Figure record listings:
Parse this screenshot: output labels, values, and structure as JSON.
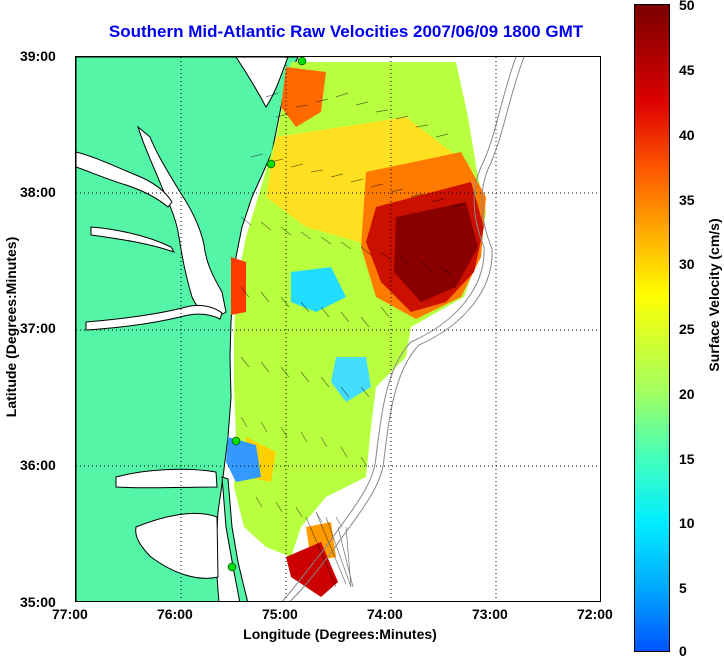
{
  "title": "Southern Mid-Atlantic Raw Velocities 2007/06/09 1800 GMT",
  "axes": {
    "xlabel": "Longitude (Degrees:Minutes)",
    "ylabel": "Latitude (Degrees:Minutes)",
    "x_ticks": [
      "77:00",
      "76:00",
      "75:00",
      "74:00",
      "73:00",
      "72:00"
    ],
    "y_ticks": [
      "39:00",
      "38:00",
      "37:00",
      "36:00",
      "35:00"
    ],
    "xlim": [
      -77,
      -72
    ],
    "ylim": [
      35,
      39
    ]
  },
  "colorbar": {
    "label": "Surface Velocity (cm/s)",
    "ticks": [
      "50",
      "45",
      "40",
      "35",
      "30",
      "25",
      "20",
      "15",
      "10",
      "5",
      "0"
    ],
    "range": [
      0,
      50
    ]
  },
  "colors": {
    "land": "#55f5a8",
    "title": "#0000ee",
    "shoreline": "#000000",
    "bathymetry": "#888888",
    "station": "#00dd00"
  }
}
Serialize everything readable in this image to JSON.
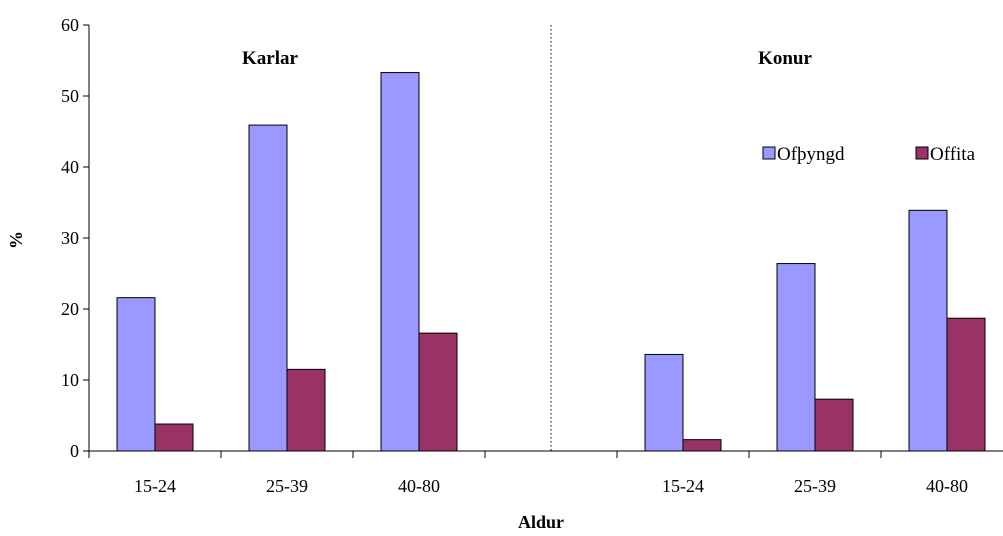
{
  "chart_data": {
    "type": "bar",
    "xlabel": "Aldur",
    "ylabel": "%",
    "ylim": [
      0,
      60
    ],
    "yticks": [
      0,
      10,
      20,
      30,
      40,
      50,
      60
    ],
    "grid": false,
    "legend_position": "right",
    "colors": {
      "Ofþyngd": "#9999ff",
      "Offita": "#993366"
    },
    "groups": [
      {
        "label": "Karlar",
        "categories": [
          "15-24",
          "25-39",
          "40-80"
        ],
        "series": [
          {
            "name": "Ofþyngd",
            "values": [
              21.6,
              45.9,
              53.3
            ]
          },
          {
            "name": "Offita",
            "values": [
              3.8,
              11.5,
              16.6
            ]
          }
        ]
      },
      {
        "label": "Konur",
        "categories": [
          "15-24",
          "25-39",
          "40-80"
        ],
        "series": [
          {
            "name": "Ofþyngd",
            "values": [
              13.6,
              26.4,
              33.9
            ]
          },
          {
            "name": "Offita",
            "values": [
              1.6,
              7.3,
              18.7
            ]
          }
        ]
      }
    ]
  }
}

▶ Problem requirements:
Copy each line of the records containing the string "Degrees".

▶ Task answer:
    "xlabel": "Longitude (Degrees:Minutes)",
    "ylabel": "Latitude (Degrees:Minutes)",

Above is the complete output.